Repeat the material in full. Keep every line exactly as it is.

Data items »
********
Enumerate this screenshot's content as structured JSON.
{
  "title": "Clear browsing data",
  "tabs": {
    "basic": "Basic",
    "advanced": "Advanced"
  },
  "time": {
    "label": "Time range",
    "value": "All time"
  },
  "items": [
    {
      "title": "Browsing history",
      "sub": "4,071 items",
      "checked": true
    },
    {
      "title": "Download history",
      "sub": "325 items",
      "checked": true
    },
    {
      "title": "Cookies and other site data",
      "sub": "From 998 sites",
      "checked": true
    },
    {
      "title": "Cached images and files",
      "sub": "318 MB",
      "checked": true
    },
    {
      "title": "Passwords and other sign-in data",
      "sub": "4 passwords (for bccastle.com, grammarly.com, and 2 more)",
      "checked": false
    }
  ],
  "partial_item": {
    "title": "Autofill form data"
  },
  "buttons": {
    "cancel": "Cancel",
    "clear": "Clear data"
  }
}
********
Answer to this problem »
Enumerate this screenshot's content as structured JSON.
{
  "title": "Clear browsing data",
  "tabs": {
    "basic": "Basic",
    "advanced": "Advanced"
  },
  "time": {
    "label": "Time range",
    "value": "All time"
  },
  "items": [
    {
      "title": "Browsing history",
      "sub": "4,071 items",
      "checked": true
    },
    {
      "title": "Download history",
      "sub": "325 items",
      "checked": true
    },
    {
      "title": "Cookies and other site data",
      "sub": "From 998 sites",
      "checked": true
    },
    {
      "title": "Cached images and files",
      "sub": "318 MB",
      "checked": true
    },
    {
      "title": "Passwords and other sign-in data",
      "sub": "4 passwords (for bccastle.com, grammarly.com, and 2 more)",
      "checked": false
    }
  ],
  "partial_item": {
    "title": "Autofill form data"
  },
  "buttons": {
    "cancel": "Cancel",
    "clear": "Clear data"
  }
}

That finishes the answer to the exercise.